■ OBJECTIVE: Read the lines that follow and pick out every one containing the word "Screen".

Entries from a dataset
━━━━
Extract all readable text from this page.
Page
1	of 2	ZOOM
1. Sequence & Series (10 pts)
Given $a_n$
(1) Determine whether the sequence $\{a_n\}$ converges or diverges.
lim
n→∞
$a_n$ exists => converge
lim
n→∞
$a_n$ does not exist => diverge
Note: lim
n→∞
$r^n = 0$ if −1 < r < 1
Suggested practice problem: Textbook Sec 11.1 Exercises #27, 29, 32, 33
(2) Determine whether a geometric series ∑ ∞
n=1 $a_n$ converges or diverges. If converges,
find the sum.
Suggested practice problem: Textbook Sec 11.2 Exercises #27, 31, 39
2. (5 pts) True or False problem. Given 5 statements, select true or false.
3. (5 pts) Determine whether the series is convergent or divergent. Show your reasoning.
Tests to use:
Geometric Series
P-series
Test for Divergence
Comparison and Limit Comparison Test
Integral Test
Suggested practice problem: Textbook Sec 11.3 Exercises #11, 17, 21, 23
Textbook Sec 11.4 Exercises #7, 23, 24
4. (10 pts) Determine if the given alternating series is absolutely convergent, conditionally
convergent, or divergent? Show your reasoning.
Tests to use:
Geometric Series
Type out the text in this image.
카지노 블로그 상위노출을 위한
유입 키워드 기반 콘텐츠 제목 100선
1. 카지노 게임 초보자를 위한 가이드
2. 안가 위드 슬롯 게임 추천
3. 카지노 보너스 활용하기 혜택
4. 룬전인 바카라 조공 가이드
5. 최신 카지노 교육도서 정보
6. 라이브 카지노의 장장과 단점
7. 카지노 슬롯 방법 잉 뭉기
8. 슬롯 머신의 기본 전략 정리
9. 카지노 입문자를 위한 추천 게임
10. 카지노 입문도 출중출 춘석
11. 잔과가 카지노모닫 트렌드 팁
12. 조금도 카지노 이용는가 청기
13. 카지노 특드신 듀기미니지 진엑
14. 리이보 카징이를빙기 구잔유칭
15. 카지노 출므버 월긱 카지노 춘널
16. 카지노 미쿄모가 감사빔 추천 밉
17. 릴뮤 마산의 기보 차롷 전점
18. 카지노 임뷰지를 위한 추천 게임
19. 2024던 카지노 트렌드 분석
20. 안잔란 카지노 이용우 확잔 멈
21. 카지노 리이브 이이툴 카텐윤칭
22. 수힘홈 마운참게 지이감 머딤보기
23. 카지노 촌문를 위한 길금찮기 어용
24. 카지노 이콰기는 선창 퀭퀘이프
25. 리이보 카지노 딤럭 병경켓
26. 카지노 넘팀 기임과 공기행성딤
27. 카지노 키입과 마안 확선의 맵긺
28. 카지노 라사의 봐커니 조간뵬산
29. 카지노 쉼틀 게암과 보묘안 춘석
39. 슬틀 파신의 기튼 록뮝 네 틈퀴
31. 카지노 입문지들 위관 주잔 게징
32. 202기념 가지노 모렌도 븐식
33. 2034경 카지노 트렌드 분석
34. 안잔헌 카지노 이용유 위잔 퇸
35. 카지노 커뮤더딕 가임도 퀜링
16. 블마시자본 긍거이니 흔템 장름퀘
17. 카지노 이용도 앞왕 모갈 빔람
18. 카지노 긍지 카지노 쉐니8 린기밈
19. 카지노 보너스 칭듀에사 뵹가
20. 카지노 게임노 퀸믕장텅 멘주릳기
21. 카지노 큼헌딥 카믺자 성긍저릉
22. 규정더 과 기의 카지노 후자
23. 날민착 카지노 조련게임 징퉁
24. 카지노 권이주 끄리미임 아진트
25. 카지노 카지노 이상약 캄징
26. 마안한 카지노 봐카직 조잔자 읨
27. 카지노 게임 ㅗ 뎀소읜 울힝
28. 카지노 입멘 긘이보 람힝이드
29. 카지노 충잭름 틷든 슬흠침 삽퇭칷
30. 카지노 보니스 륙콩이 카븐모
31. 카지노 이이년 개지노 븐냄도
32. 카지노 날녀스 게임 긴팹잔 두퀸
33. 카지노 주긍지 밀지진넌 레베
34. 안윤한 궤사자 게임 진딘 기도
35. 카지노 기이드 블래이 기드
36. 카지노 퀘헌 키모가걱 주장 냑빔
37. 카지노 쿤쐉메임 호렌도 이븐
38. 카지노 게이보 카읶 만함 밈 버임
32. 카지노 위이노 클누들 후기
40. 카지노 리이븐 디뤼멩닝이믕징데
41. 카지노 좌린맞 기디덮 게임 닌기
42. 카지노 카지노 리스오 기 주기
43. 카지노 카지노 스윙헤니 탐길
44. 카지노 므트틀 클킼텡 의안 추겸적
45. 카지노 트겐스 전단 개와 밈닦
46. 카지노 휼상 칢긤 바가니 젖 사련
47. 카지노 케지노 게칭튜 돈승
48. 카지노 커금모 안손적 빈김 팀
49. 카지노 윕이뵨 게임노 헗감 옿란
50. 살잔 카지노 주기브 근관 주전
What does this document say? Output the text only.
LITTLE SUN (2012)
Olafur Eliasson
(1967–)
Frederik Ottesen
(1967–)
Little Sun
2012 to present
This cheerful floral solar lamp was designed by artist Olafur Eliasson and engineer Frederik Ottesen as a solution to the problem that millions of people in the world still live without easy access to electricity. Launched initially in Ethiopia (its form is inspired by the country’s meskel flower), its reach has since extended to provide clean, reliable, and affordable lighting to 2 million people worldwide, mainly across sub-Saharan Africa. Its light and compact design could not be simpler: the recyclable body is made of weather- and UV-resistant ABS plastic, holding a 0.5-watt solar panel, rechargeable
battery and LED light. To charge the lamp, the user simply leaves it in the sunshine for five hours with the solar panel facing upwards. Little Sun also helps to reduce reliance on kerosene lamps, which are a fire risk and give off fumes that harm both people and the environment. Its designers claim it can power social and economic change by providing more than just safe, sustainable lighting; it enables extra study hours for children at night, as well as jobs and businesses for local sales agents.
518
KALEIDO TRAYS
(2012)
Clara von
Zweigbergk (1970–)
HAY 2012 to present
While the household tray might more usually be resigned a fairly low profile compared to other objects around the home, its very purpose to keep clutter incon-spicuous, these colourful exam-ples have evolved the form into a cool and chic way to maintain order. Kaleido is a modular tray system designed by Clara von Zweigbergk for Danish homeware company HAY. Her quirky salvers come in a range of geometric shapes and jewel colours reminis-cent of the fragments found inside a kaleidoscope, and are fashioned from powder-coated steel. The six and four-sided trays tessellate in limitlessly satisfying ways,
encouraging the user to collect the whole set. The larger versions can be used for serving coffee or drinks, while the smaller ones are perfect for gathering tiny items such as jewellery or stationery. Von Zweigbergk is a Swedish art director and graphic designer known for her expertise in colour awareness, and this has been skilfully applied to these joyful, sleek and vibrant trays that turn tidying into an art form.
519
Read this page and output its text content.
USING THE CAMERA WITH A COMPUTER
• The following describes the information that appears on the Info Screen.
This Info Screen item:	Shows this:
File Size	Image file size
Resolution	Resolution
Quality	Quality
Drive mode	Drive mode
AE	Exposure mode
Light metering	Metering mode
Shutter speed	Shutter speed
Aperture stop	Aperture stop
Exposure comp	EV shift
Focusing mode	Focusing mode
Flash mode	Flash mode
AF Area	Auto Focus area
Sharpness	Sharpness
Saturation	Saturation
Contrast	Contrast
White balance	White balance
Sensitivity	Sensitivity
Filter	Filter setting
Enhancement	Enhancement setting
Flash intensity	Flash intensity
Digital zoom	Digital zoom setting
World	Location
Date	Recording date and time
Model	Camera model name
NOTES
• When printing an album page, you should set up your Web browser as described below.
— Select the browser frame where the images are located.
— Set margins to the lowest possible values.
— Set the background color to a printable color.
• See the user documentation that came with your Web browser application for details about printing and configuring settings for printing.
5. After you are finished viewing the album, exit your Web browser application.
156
━━━━
■ TASK RESPONSE:
• The following describes the information that appears on the Info Screen.
This Info Screen item:	Shows this:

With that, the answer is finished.